CHALLENGE: Output the data that follows exactly, line for line.

Stored records:
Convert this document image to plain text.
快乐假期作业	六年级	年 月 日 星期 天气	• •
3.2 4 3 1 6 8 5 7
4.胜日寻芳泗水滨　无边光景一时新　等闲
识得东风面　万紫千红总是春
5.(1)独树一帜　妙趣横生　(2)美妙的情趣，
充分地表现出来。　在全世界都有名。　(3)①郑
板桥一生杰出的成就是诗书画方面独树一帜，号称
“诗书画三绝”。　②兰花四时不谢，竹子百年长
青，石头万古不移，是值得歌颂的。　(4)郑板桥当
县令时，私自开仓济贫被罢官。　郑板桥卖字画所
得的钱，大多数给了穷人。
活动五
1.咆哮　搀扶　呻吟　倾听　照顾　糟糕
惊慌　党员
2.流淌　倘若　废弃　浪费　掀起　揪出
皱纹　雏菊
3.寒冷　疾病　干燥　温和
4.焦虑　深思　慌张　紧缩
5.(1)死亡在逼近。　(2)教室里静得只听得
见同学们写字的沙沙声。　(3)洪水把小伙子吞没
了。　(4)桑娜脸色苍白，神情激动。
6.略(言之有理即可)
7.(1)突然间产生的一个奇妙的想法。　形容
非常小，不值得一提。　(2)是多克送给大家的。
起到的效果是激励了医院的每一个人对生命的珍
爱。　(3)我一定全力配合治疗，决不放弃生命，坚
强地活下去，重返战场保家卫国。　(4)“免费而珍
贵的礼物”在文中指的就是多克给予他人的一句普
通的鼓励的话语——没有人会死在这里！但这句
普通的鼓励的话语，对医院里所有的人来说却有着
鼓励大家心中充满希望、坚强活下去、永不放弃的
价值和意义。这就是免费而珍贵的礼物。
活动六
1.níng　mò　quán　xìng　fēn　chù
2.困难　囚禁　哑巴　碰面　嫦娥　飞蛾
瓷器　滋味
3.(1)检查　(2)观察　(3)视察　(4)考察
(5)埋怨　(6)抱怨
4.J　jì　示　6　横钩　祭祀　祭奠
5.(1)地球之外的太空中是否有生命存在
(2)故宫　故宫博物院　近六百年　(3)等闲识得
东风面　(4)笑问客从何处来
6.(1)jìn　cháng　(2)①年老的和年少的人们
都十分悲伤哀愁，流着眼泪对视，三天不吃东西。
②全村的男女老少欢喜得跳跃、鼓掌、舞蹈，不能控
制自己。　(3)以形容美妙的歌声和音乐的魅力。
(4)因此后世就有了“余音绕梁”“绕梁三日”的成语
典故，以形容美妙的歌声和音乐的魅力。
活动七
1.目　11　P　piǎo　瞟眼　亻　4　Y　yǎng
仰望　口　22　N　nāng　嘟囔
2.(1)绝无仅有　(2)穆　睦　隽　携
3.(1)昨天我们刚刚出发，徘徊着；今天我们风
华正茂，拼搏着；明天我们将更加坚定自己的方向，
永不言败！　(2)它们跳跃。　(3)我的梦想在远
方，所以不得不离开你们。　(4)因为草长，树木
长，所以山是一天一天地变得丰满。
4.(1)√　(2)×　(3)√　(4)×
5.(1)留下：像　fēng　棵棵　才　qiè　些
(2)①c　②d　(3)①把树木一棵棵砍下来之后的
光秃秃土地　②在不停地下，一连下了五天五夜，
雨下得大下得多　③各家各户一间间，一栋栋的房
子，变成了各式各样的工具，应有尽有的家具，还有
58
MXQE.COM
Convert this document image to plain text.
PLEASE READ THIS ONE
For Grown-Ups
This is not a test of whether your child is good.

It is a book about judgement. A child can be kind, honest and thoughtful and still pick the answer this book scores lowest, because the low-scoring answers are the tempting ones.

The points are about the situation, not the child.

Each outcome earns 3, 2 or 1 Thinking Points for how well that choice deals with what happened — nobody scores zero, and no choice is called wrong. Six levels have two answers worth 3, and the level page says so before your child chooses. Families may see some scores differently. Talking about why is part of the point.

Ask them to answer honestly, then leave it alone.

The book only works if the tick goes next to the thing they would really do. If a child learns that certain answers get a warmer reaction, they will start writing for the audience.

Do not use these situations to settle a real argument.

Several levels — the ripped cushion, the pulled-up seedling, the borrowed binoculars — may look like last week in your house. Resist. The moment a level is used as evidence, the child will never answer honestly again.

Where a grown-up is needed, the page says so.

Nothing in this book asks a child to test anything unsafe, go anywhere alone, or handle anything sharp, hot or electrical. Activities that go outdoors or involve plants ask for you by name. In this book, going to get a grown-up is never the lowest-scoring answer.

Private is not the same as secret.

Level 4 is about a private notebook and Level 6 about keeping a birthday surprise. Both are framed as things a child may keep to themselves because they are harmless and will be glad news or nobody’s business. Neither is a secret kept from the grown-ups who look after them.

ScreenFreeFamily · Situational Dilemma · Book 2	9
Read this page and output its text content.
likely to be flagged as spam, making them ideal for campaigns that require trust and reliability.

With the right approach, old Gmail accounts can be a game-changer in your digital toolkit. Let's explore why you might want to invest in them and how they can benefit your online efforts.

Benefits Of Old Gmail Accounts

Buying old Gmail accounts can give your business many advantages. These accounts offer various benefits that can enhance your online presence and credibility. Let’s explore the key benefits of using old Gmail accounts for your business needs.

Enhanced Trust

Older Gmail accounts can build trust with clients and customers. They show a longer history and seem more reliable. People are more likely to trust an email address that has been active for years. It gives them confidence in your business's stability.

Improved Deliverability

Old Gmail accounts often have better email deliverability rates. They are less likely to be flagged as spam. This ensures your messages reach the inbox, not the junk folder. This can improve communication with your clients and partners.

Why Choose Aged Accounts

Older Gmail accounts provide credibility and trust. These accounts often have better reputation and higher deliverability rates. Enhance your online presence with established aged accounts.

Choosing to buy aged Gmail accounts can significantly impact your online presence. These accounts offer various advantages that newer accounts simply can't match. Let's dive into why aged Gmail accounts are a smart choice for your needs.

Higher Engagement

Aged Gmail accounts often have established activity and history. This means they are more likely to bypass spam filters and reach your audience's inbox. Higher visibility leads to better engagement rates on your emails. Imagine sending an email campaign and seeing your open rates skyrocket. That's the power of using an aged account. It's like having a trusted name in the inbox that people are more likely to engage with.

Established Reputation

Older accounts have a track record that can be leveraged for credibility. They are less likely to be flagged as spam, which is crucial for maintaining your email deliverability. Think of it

EXERCISE ANSWER:
Convert this document image to plain text.
快乐假期作业	六年级	年 月 日 星期 天气	• •
3.2 4 3 1 6 8 5 7
4.胜日寻芳泗水滨　无边光景一时新　等闲
识得东风面　万紫千红总是春
5.(1)独树一帜　妙趣横生　(2)美妙的情趣，
充分地表现出来。　在全世界都有名。　(3)①郑
板桥一生杰出的成就是诗书画方面独树一帜，号称
“诗书画三绝”。　②兰花四时不谢，竹子百年长
青，石头万古不移，是值得歌颂的。　(4)郑板桥当
县令时，私自开仓济贫被罢官。　郑板桥卖字画所
得的钱，大多数给了穷人。
活动五
1.咆哮　搀扶　呻吟　倾听　照顾　糟糕
惊慌　党员
2.流淌　倘若　废弃　浪费　掀起　揪出
皱纹　雏菊
3.寒冷　疾病　干燥　温和
4.焦虑　深思　慌张　紧缩
5.(1)死亡在逼近。　(2)教室里静得只听得
见同学们写字的沙沙声。　(3)洪水把小伙子吞没
了。　(4)桑娜脸色苍白，神情激动。
6.略(言之有理即可)
7.(1)突然间产生的一个奇妙的想法。　形容
非常小，不值得一提。　(2)是多克送给大家的。
起到的效果是激励了医院的每一个人对生命的珍
爱。　(3)我一定全力配合治疗，决不放弃生命，坚
强地活下去，重返战场保家卫国。　(4)“免费而珍
贵的礼物”在文中指的就是多克给予他人的一句普
通的鼓励的话语——没有人会死在这里！但这句
普通的鼓励的话语，对医院里所有的人来说却有着
鼓励大家心中充满希望、坚强活下去、永不放弃的
价值和意义。这就是免费而珍贵的礼物。
活动六
1.níng　mò　quán　xìng　fēn　chù
2.困难　囚禁　哑巴　碰面　嫦娥　飞蛾
瓷器　滋味
3.(1)检查　(2)观察　(3)视察　(4)考察
(5)埋怨　(6)抱怨
4.J　jì　示　6　横钩　祭祀　祭奠
5.(1)地球之外的太空中是否有生命存在
(2)故宫　故宫博物院　近六百年　(3)等闲识得
东风面　(4)笑问客从何处来
6.(1)jìn　cháng　(2)①年老的和年少的人们
都十分悲伤哀愁，流着眼泪对视，三天不吃东西。
②全村的男女老少欢喜得跳跃、鼓掌、舞蹈，不能控
制自己。　(3)以形容美妙的歌声和音乐的魅力。
(4)因此后世就有了“余音绕梁”“绕梁三日”的成语
典故，以形容美妙的歌声和音乐的魅力。
活动七
1.目　11　P　piǎo　瞟眼　亻　4　Y　yǎng
仰望　口　22　N　nāng　嘟囔
2.(1)绝无仅有　(2)穆　睦　隽　携
3.(1)昨天我们刚刚出发，徘徊着；今天我们风
华正茂，拼搏着；明天我们将更加坚定自己的方向，
永不言败！　(2)它们跳跃。　(3)我的梦想在远
方，所以不得不离开你们。　(4)因为草长，树木
长，所以山是一天一天地变得丰满。
4.(1)√　(2)×　(3)√　(4)×
5.(1)留下：像　fēng　棵棵　才　qiè　些
(2)①c　②d　(3)①把树木一棵棵砍下来之后的
光秃秃土地　②在不停地下，一连下了五天五夜，
雨下得大下得多　③各家各户一间间，一栋栋的房
子，变成了各式各样的工具，应有尽有的家具，还有
58
MXQE.COM
Convert this document image to plain text.
PLEASE READ THIS ONE
For Grown-Ups
This is not a test of whether your child is good.

It is a book about judgement. A child can be kind, honest and thoughtful and still pick the answer this book scores lowest, because the low-scoring answers are the tempting ones.

The points are about the situation, not the child.

Each outcome earns 3, 2 or 1 Thinking Points for how well that choice deals with what happened — nobody scores zero, and no choice is called wrong. Six levels have two answers worth 3, and the level page says so before your child chooses. Families may see some scores differently. Talking about why is part of the point.

Ask them to answer honestly, then leave it alone.

The book only works if the tick goes next to the thing they would really do. If a child learns that certain answers get a warmer reaction, they will start writing for the audience.

Do not use these situations to settle a real argument.

Several levels — the ripped cushion, the pulled-up seedling, the borrowed binoculars — may look like last week in your house. Resist. The moment a level is used as evidence, the child will never answer honestly again.

Where a grown-up is needed, the page says so.

Nothing in this book asks a child to test anything unsafe, go anywhere alone, or handle anything sharp, hot or electrical. Activities that go outdoors or involve plants ask for you by name. In this book, going to get a grown-up is never the lowest-scoring answer.

Private is not the same as secret.

Level 4 is about a private notebook and Level 6 about keeping a birthday surprise. Both are framed as things a child may keep to themselves because they are harmless and will be glad news or nobody’s business. Neither is a secret kept from the grown-ups who look after them.

ScreenFreeFamily · Situational Dilemma · Book 2	9
Read this page and output its text content.
likely to be flagged as spam, making them ideal for campaigns that require trust and reliability.

With the right approach, old Gmail accounts can be a game-changer in your digital toolkit. Let's explore why you might want to invest in them and how they can benefit your online efforts.

Benefits Of Old Gmail Accounts

Buying old Gmail accounts can give your business many advantages. These accounts offer various benefits that can enhance your online presence and credibility. Let’s explore the key benefits of using old Gmail accounts for your business needs.

Enhanced Trust

Older Gmail accounts can build trust with clients and customers. They show a longer history and seem more reliable. People are more likely to trust an email address that has been active for years. It gives them confidence in your business's stability.

Improved Deliverability

Old Gmail accounts often have better email deliverability rates. They are less likely to be flagged as spam. This ensures your messages reach the inbox, not the junk folder. This can improve communication with your clients and partners.

Why Choose Aged Accounts

Older Gmail accounts provide credibility and trust. These accounts often have better reputation and higher deliverability rates. Enhance your online presence with established aged accounts.

Choosing to buy aged Gmail accounts can significantly impact your online presence. These accounts offer various advantages that newer accounts simply can't match. Let's dive into why aged Gmail accounts are a smart choice for your needs.

Higher Engagement

Aged Gmail accounts often have established activity and history. This means they are more likely to bypass spam filters and reach your audience's inbox. Higher visibility leads to better engagement rates on your emails. Imagine sending an email campaign and seeing your open rates skyrocket. That's the power of using an aged account. It's like having a trusted name in the inbox that people are more likely to engage with.

Established Reputation

Older accounts have a track record that can be leveraged for credibility. They are less likely to be flagged as spam, which is crucial for maintaining your email deliverability. Think of it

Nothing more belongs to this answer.